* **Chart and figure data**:
--------------------------------

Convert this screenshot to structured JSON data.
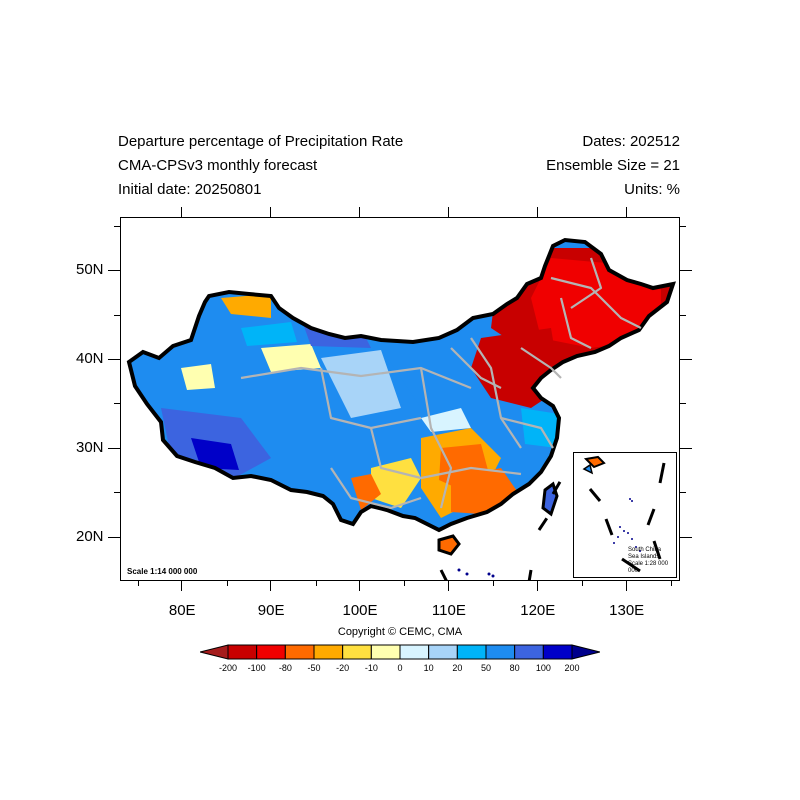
{
  "header": {
    "title_line1": "Departure percentage of Precipitation Rate",
    "title_line2": "CMA-CPSv3 monthly forecast",
    "title_line3": "Initial date: 20250801",
    "dates": "Dates: 202512",
    "ensemble": "Ensemble Size = 21",
    "units": "Units: %"
  },
  "map": {
    "lon_ticks": [
      "80E",
      "90E",
      "100E",
      "110E",
      "120E",
      "130E"
    ],
    "lat_ticks": [
      "20N",
      "30N",
      "40N",
      "50N"
    ],
    "lon_range": [
      73,
      136
    ],
    "lat_range": [
      15,
      56
    ],
    "scale_note": "Scale 1:14 000 000",
    "inset_label": [
      "South China",
      "Sea Islands",
      "Scale 1:28 000 000"
    ]
  },
  "copyright": "Copyright © CEMC, CMA",
  "colorbar": {
    "labels": [
      "-200",
      "-100",
      "-80",
      "-50",
      "-20",
      "-10",
      "0",
      "10",
      "20",
      "50",
      "80",
      "100",
      "200"
    ],
    "colors": [
      "#a51c1c",
      "#c80000",
      "#f00000",
      "#ff6a00",
      "#ffaa00",
      "#ffe040",
      "#ffffb0",
      "#d8f4ff",
      "#a8d4f8",
      "#00b4f8",
      "#1e8cf0",
      "#3c64e0",
      "#0000c8",
      "#00008c"
    ]
  }
}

--------------------------------

* **SHORT PROBLEM**: Of the lines in the data, how many hold the string "Scale"? State the number, nothing else.

* **CORRECT OUTPUT**: 2